Copy out the listing that follows, exact in every word, and skip the images.

## Given data:

— Begin —

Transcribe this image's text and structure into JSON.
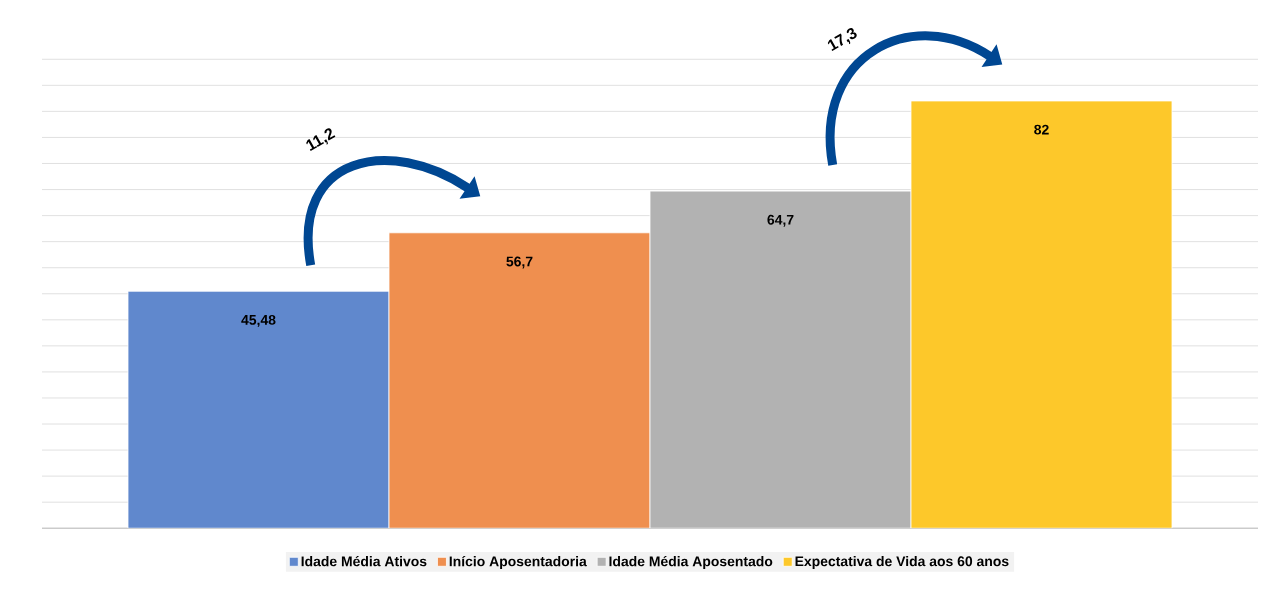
{
  "chart_data": {
    "type": "bar",
    "categories": [
      null
    ],
    "series": [
      {
        "name": "Idade Média Ativos",
        "color": "#6088cd",
        "values": [
          45.48
        ],
        "value_labels": [
          "45,48"
        ]
      },
      {
        "name": "Início Aposentadoria",
        "color": "#ef8f4f",
        "values": [
          56.7
        ],
        "value_labels": [
          "56,7"
        ]
      },
      {
        "name": "Idade Média Aposentado",
        "color": "#b2b2b2",
        "values": [
          64.7
        ],
        "value_labels": [
          "64,7"
        ]
      },
      {
        "name": "Expectativa de Vida aos 60 anos",
        "color": "#fdc82a",
        "values": [
          82
        ],
        "value_labels": [
          "82"
        ]
      }
    ],
    "annotations": [
      "11,2",
      "17,3"
    ],
    "tick_labels": false,
    "grid": "y",
    "legend": "bottom"
  }
}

— End —

## The reply:
Transcribe this image's text and structure into JSON.
{
  "chart_data": {
    "type": "bar",
    "categories": [
      null
    ],
    "series": [
      {
        "name": "Idade Média Ativos",
        "color": "#6088cd",
        "values": [
          45.48
        ],
        "value_labels": [
          "45,48"
        ]
      },
      {
        "name": "Início Aposentadoria",
        "color": "#ef8f4f",
        "values": [
          56.7
        ],
        "value_labels": [
          "56,7"
        ]
      },
      {
        "name": "Idade Média Aposentado",
        "color": "#b2b2b2",
        "values": [
          64.7
        ],
        "value_labels": [
          "64,7"
        ]
      },
      {
        "name": "Expectativa de Vida aos 60 anos",
        "color": "#fdc82a",
        "values": [
          82
        ],
        "value_labels": [
          "82"
        ]
      }
    ],
    "annotations": [
      "11,2",
      "17,3"
    ],
    "tick_labels": false,
    "grid": "y",
    "legend": "bottom"
  }
}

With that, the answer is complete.